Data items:
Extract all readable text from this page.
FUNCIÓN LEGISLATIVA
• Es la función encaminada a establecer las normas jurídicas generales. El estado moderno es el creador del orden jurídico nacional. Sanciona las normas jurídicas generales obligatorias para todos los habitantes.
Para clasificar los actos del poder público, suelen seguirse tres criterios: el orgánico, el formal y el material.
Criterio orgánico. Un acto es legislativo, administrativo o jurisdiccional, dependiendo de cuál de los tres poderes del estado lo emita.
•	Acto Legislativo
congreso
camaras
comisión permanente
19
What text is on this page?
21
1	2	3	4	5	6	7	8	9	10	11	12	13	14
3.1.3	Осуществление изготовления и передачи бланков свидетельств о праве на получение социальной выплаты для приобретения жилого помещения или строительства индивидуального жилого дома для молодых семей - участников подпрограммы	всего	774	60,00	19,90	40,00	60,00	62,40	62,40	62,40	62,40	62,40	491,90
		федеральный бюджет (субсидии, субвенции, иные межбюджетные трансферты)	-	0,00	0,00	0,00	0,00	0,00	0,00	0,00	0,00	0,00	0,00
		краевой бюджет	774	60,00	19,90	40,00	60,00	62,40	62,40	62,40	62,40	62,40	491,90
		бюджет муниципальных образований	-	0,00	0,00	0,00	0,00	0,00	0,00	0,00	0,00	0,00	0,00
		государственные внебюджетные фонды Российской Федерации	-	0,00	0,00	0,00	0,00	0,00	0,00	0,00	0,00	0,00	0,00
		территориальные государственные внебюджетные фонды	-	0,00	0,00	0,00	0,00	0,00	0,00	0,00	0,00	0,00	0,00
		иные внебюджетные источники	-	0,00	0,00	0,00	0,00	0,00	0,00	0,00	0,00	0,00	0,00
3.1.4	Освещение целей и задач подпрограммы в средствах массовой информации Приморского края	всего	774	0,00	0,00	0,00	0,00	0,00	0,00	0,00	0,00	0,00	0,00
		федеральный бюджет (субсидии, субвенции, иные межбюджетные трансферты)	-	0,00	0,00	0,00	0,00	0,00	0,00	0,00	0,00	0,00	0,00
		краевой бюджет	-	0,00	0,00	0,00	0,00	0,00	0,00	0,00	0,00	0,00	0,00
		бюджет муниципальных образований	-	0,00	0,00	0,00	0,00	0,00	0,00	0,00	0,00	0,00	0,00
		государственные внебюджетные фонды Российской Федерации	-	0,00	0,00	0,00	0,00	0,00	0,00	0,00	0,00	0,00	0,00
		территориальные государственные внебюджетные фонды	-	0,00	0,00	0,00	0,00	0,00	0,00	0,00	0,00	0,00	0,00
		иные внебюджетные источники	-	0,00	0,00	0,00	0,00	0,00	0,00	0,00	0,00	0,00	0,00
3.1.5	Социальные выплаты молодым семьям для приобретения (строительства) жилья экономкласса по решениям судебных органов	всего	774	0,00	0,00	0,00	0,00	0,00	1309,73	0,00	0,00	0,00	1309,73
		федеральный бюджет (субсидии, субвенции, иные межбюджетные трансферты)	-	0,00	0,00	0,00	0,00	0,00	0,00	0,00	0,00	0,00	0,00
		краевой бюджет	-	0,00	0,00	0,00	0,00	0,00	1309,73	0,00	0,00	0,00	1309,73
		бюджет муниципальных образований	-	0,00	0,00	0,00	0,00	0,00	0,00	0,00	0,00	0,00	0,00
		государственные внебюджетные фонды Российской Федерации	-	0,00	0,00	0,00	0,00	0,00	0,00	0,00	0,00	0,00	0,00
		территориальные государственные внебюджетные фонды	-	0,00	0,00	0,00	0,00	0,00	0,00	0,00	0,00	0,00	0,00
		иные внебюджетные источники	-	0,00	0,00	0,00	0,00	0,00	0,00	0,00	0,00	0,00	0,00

WORK REQUIRED:
Only lines that contain the word "tres" are wanted; copy each of them.

TASK SOLUTION:
Para clasificar los actos del poder público, suelen seguirse tres criterios: el orgánico, el formal y el material.
Criterio orgánico. Un acto es legislativo, administrativo o jurisdiccional, dependiendo de cuál de los tres poderes del estado lo emita.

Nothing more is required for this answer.